Keep the pictures out of the copy and print all the entries below exactly.

— START Available records —

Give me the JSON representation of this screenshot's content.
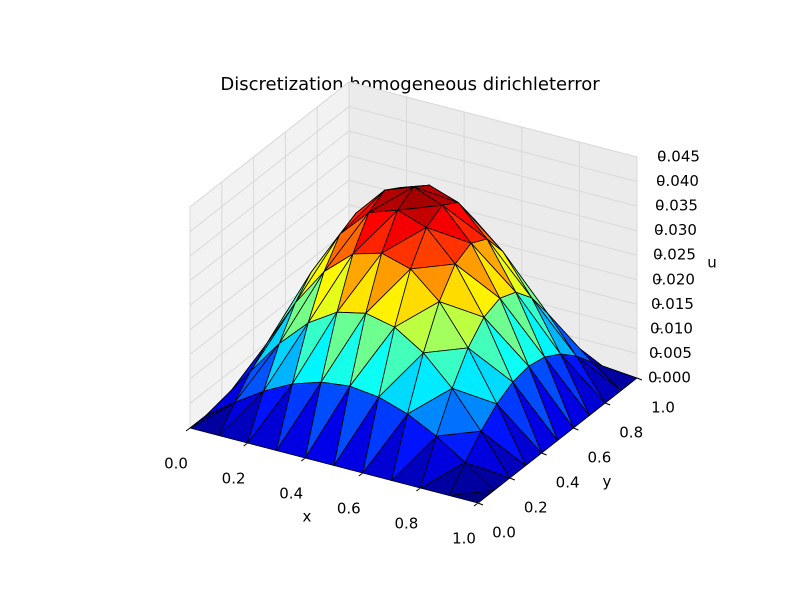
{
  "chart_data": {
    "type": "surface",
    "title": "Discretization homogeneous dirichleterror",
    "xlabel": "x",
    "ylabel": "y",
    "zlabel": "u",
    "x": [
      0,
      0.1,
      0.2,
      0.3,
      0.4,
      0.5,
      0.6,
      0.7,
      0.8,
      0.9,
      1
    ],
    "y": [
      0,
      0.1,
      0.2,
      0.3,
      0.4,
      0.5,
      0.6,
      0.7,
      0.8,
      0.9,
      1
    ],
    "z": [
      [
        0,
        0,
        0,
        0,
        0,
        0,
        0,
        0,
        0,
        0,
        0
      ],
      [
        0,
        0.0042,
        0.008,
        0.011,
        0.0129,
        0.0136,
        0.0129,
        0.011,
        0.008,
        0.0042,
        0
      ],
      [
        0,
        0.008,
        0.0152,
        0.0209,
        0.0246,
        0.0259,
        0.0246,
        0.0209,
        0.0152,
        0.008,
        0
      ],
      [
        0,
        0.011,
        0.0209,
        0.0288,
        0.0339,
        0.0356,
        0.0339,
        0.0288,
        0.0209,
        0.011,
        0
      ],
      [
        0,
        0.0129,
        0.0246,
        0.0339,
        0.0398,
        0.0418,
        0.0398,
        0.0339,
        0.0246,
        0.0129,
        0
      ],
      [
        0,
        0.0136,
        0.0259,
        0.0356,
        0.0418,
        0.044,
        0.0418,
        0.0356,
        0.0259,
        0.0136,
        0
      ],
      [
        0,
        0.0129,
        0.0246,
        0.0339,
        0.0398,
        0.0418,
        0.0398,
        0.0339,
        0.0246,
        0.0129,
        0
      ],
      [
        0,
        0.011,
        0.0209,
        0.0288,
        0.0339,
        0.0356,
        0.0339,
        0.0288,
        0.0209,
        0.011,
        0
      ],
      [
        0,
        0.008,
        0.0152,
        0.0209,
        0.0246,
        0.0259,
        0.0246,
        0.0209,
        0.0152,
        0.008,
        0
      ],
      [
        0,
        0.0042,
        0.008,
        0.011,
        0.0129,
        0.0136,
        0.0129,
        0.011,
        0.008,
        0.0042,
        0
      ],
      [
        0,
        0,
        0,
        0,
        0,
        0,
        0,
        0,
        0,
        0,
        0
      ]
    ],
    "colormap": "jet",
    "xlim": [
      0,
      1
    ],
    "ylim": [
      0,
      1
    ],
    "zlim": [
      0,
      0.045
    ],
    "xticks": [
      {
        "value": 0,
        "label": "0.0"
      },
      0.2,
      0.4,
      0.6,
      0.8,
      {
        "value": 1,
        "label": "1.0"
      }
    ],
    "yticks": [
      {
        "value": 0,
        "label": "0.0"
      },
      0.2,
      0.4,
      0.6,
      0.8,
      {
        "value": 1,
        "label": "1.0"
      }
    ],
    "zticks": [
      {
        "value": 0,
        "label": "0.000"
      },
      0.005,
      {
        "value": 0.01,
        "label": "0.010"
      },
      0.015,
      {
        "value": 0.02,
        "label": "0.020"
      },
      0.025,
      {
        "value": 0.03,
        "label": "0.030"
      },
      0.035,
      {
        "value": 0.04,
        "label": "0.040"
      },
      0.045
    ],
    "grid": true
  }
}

— END Available records —

## The completed task
Give me the JSON representation of this screenshot's content.
{
  "chart_data": {
    "type": "surface",
    "title": "Discretization homogeneous dirichleterror",
    "xlabel": "x",
    "ylabel": "y",
    "zlabel": "u",
    "x": [
      0,
      0.1,
      0.2,
      0.3,
      0.4,
      0.5,
      0.6,
      0.7,
      0.8,
      0.9,
      1
    ],
    "y": [
      0,
      0.1,
      0.2,
      0.3,
      0.4,
      0.5,
      0.6,
      0.7,
      0.8,
      0.9,
      1
    ],
    "z": [
      [
        0,
        0,
        0,
        0,
        0,
        0,
        0,
        0,
        0,
        0,
        0
      ],
      [
        0,
        0.0042,
        0.008,
        0.011,
        0.0129,
        0.0136,
        0.0129,
        0.011,
        0.008,
        0.0042,
        0
      ],
      [
        0,
        0.008,
        0.0152,
        0.0209,
        0.0246,
        0.0259,
        0.0246,
        0.0209,
        0.0152,
        0.008,
        0
      ],
      [
        0,
        0.011,
        0.0209,
        0.0288,
        0.0339,
        0.0356,
        0.0339,
        0.0288,
        0.0209,
        0.011,
        0
      ],
      [
        0,
        0.0129,
        0.0246,
        0.0339,
        0.0398,
        0.0418,
        0.0398,
        0.0339,
        0.0246,
        0.0129,
        0
      ],
      [
        0,
        0.0136,
        0.0259,
        0.0356,
        0.0418,
        0.044,
        0.0418,
        0.0356,
        0.0259,
        0.0136,
        0
      ],
      [
        0,
        0.0129,
        0.0246,
        0.0339,
        0.0398,
        0.0418,
        0.0398,
        0.0339,
        0.0246,
        0.0129,
        0
      ],
      [
        0,
        0.011,
        0.0209,
        0.0288,
        0.0339,
        0.0356,
        0.0339,
        0.0288,
        0.0209,
        0.011,
        0
      ],
      [
        0,
        0.008,
        0.0152,
        0.0209,
        0.0246,
        0.0259,
        0.0246,
        0.0209,
        0.0152,
        0.008,
        0
      ],
      [
        0,
        0.0042,
        0.008,
        0.011,
        0.0129,
        0.0136,
        0.0129,
        0.011,
        0.008,
        0.0042,
        0
      ],
      [
        0,
        0,
        0,
        0,
        0,
        0,
        0,
        0,
        0,
        0,
        0
      ]
    ],
    "colormap": "jet",
    "xlim": [
      0,
      1
    ],
    "ylim": [
      0,
      1
    ],
    "zlim": [
      0,
      0.045
    ],
    "xticks": [
      {
        "value": 0,
        "label": "0.0"
      },
      0.2,
      0.4,
      0.6,
      0.8,
      {
        "value": 1,
        "label": "1.0"
      }
    ],
    "yticks": [
      {
        "value": 0,
        "label": "0.0"
      },
      0.2,
      0.4,
      0.6,
      0.8,
      {
        "value": 1,
        "label": "1.0"
      }
    ],
    "zticks": [
      {
        "value": 0,
        "label": "0.000"
      },
      0.005,
      {
        "value": 0.01,
        "label": "0.010"
      },
      0.015,
      {
        "value": 0.02,
        "label": "0.020"
      },
      0.025,
      {
        "value": 0.03,
        "label": "0.030"
      },
      0.035,
      {
        "value": 0.04,
        "label": "0.040"
      },
      0.045
    ],
    "grid": true
  }
}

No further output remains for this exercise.